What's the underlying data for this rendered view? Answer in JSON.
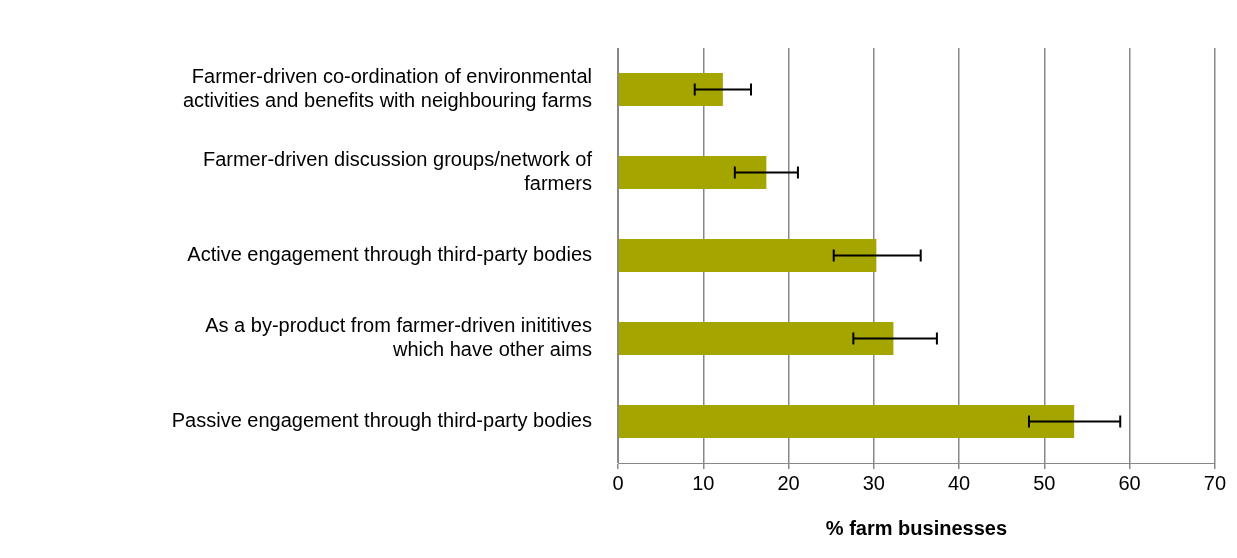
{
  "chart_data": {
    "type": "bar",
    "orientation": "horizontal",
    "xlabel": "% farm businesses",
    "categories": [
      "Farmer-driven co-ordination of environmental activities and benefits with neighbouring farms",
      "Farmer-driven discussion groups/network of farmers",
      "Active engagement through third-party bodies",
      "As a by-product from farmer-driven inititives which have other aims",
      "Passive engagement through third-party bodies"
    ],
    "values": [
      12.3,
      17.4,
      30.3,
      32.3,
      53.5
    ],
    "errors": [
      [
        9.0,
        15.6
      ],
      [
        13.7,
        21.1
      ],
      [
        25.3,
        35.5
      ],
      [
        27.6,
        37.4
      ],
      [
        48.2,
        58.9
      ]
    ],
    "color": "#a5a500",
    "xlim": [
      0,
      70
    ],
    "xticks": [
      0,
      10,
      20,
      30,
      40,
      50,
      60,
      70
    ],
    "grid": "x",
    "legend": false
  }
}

====

▸ EXERCISE AIM
In the records above, find each line holding "driven" and copy it.

▸ THE COMPLETED TASK
      "Farmer-driven co-ordination of environmental activities and benefits with neighbouring farms",
      "Farmer-driven discussion groups/network of farmers",
      "As a by-product from farmer-driven inititives which have other aims",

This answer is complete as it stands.